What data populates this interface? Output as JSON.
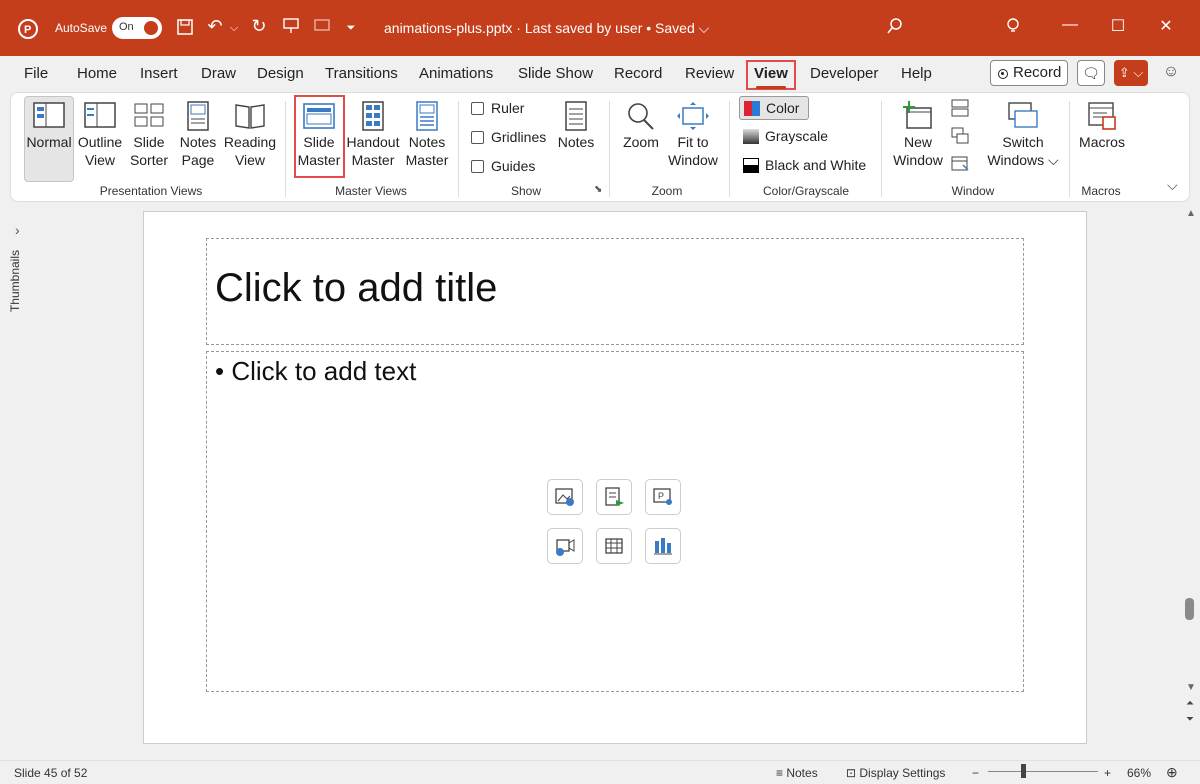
{
  "titlebar": {
    "autosave_label": "AutoSave",
    "toggle_state": "On",
    "doc_title": "animations-plus.pptx  ·  Last saved by user  •  Saved ⌵",
    "colors": {
      "brand": "#c43e1c",
      "highlight": "#e34a4a"
    }
  },
  "menu": {
    "items": [
      "File",
      "Home",
      "Insert",
      "Draw",
      "Design",
      "Transitions",
      "Animations",
      "Slide Show",
      "Record",
      "Review",
      "View",
      "Developer",
      "Help"
    ],
    "active": "View",
    "record_label": "Record"
  },
  "ribbon": {
    "presentation_views": {
      "label": "Presentation Views",
      "buttons": [
        {
          "line1": "Normal",
          "line2": ""
        },
        {
          "line1": "Outline",
          "line2": "View"
        },
        {
          "line1": "Slide",
          "line2": "Sorter"
        },
        {
          "line1": "Notes",
          "line2": "Page"
        },
        {
          "line1": "Reading",
          "line2": "View"
        }
      ]
    },
    "master_views": {
      "label": "Master Views",
      "buttons": [
        {
          "line1": "Slide",
          "line2": "Master"
        },
        {
          "line1": "Handout",
          "line2": "Master"
        },
        {
          "line1": "Notes",
          "line2": "Master"
        }
      ]
    },
    "show": {
      "label": "Show",
      "checkboxes": [
        "Ruler",
        "Gridlines",
        "Guides"
      ],
      "notes_label": "Notes"
    },
    "zoom": {
      "label": "Zoom",
      "zoom_btn": "Zoom",
      "fit_line1": "Fit to",
      "fit_line2": "Window"
    },
    "color_grayscale": {
      "label": "Color/Grayscale",
      "items": [
        "Color",
        "Grayscale",
        "Black and White"
      ]
    },
    "window": {
      "label": "Window",
      "new_line1": "New",
      "new_line2": "Window",
      "switch_line1": "Switch",
      "switch_line2": "Windows ⌵"
    },
    "macros": {
      "label": "Macros",
      "btn": "Macros"
    }
  },
  "side": {
    "thumbnails_label": "Thumbnails"
  },
  "slide": {
    "title_placeholder": "Click to add title",
    "body_placeholder": "• Click to add text"
  },
  "status": {
    "slide_info": "Slide 45 of 52",
    "notes": "Notes",
    "display_settings": "Display Settings",
    "zoom_level": "66%"
  }
}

● **What to produce**
Without the pictures, retype the whole of the material above exactly.

● **Final result**
What data populates this interface? Output as JSON.
{
  "titlebar": {
    "autosave_label": "AutoSave",
    "toggle_state": "On",
    "doc_title": "animations-plus.pptx  ·  Last saved by user  •  Saved ⌵",
    "colors": {
      "brand": "#c43e1c",
      "highlight": "#e34a4a"
    }
  },
  "menu": {
    "items": [
      "File",
      "Home",
      "Insert",
      "Draw",
      "Design",
      "Transitions",
      "Animations",
      "Slide Show",
      "Record",
      "Review",
      "View",
      "Developer",
      "Help"
    ],
    "active": "View",
    "record_label": "Record"
  },
  "ribbon": {
    "presentation_views": {
      "label": "Presentation Views",
      "buttons": [
        {
          "line1": "Normal",
          "line2": ""
        },
        {
          "line1": "Outline",
          "line2": "View"
        },
        {
          "line1": "Slide",
          "line2": "Sorter"
        },
        {
          "line1": "Notes",
          "line2": "Page"
        },
        {
          "line1": "Reading",
          "line2": "View"
        }
      ]
    },
    "master_views": {
      "label": "Master Views",
      "buttons": [
        {
          "line1": "Slide",
          "line2": "Master"
        },
        {
          "line1": "Handout",
          "line2": "Master"
        },
        {
          "line1": "Notes",
          "line2": "Master"
        }
      ]
    },
    "show": {
      "label": "Show",
      "checkboxes": [
        "Ruler",
        "Gridlines",
        "Guides"
      ],
      "notes_label": "Notes"
    },
    "zoom": {
      "label": "Zoom",
      "zoom_btn": "Zoom",
      "fit_line1": "Fit to",
      "fit_line2": "Window"
    },
    "color_grayscale": {
      "label": "Color/Grayscale",
      "items": [
        "Color",
        "Grayscale",
        "Black and White"
      ]
    },
    "window": {
      "label": "Window",
      "new_line1": "New",
      "new_line2": "Window",
      "switch_line1": "Switch",
      "switch_line2": "Windows ⌵"
    },
    "macros": {
      "label": "Macros",
      "btn": "Macros"
    }
  },
  "side": {
    "thumbnails_label": "Thumbnails"
  },
  "slide": {
    "title_placeholder": "Click to add title",
    "body_placeholder": "• Click to add text"
  },
  "status": {
    "slide_info": "Slide 45 of 52",
    "notes": "Notes",
    "display_settings": "Display Settings",
    "zoom_level": "66%"
  }
}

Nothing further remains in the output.